• Given task: Sift the listing for lines that hold the string "addTwoNumbers" and pull them out.

• Raw records:

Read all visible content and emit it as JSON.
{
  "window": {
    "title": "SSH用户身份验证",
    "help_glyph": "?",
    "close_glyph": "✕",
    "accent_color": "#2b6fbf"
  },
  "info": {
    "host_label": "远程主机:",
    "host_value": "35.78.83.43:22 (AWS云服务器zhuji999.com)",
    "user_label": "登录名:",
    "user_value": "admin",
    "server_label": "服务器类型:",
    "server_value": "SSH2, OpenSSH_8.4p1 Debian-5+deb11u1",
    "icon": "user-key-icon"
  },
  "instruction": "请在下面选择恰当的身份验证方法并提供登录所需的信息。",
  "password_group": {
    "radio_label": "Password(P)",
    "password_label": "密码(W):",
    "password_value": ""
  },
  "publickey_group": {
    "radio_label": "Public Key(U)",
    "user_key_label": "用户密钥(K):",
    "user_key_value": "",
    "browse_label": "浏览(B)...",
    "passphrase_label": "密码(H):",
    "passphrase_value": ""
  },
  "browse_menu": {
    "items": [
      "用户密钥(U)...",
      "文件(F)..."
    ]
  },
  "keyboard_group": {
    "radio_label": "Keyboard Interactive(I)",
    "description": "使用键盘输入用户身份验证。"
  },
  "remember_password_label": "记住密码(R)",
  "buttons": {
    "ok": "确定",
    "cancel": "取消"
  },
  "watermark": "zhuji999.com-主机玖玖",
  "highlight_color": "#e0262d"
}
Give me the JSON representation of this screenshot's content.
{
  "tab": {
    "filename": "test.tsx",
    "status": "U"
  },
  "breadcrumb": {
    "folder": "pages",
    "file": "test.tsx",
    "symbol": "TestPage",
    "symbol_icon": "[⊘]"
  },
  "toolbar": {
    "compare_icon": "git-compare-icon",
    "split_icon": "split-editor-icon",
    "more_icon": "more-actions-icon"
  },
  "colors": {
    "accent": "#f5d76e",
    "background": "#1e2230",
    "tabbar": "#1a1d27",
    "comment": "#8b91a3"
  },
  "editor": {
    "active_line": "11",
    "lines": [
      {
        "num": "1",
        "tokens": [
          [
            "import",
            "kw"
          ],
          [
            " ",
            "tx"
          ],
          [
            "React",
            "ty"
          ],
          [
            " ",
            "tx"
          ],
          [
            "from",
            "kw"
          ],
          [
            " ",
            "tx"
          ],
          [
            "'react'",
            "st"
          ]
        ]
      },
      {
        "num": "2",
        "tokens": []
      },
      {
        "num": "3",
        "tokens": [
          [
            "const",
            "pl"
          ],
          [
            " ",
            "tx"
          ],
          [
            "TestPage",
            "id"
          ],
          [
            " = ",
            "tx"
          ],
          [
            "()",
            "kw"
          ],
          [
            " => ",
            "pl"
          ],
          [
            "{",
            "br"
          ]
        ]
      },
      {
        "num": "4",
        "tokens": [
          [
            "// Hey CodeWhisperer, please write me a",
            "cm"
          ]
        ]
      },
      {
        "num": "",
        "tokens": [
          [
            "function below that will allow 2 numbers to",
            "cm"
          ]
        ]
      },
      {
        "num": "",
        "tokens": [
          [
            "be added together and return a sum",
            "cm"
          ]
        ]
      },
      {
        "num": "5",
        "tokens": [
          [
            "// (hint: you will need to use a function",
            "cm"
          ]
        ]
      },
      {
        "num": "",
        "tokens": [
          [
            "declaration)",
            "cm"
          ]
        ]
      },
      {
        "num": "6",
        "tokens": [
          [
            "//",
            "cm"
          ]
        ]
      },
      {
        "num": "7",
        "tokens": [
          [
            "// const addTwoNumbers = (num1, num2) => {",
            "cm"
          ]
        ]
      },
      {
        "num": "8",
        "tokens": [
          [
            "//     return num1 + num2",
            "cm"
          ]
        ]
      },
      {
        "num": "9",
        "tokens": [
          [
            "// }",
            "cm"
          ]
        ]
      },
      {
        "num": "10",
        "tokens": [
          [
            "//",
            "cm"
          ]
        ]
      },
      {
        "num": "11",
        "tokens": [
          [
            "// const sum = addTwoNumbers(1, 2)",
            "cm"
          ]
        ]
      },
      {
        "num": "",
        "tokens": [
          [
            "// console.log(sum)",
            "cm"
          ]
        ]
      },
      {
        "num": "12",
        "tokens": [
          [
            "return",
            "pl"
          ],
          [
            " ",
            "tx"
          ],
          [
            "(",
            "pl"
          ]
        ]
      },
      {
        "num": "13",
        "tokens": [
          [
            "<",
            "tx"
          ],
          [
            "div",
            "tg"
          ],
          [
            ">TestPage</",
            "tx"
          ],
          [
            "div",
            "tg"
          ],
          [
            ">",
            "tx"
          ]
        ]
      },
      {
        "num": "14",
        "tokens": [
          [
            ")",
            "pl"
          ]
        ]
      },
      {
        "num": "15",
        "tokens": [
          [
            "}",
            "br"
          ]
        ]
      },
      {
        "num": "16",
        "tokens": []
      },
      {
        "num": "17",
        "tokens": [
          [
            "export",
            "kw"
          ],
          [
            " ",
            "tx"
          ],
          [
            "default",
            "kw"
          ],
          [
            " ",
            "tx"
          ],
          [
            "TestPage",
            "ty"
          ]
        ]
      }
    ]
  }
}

• Task response:
            "// const addTwoNumbers = (num1, num2) => {",
            "// const sum = addTwoNumbers(1, 2)",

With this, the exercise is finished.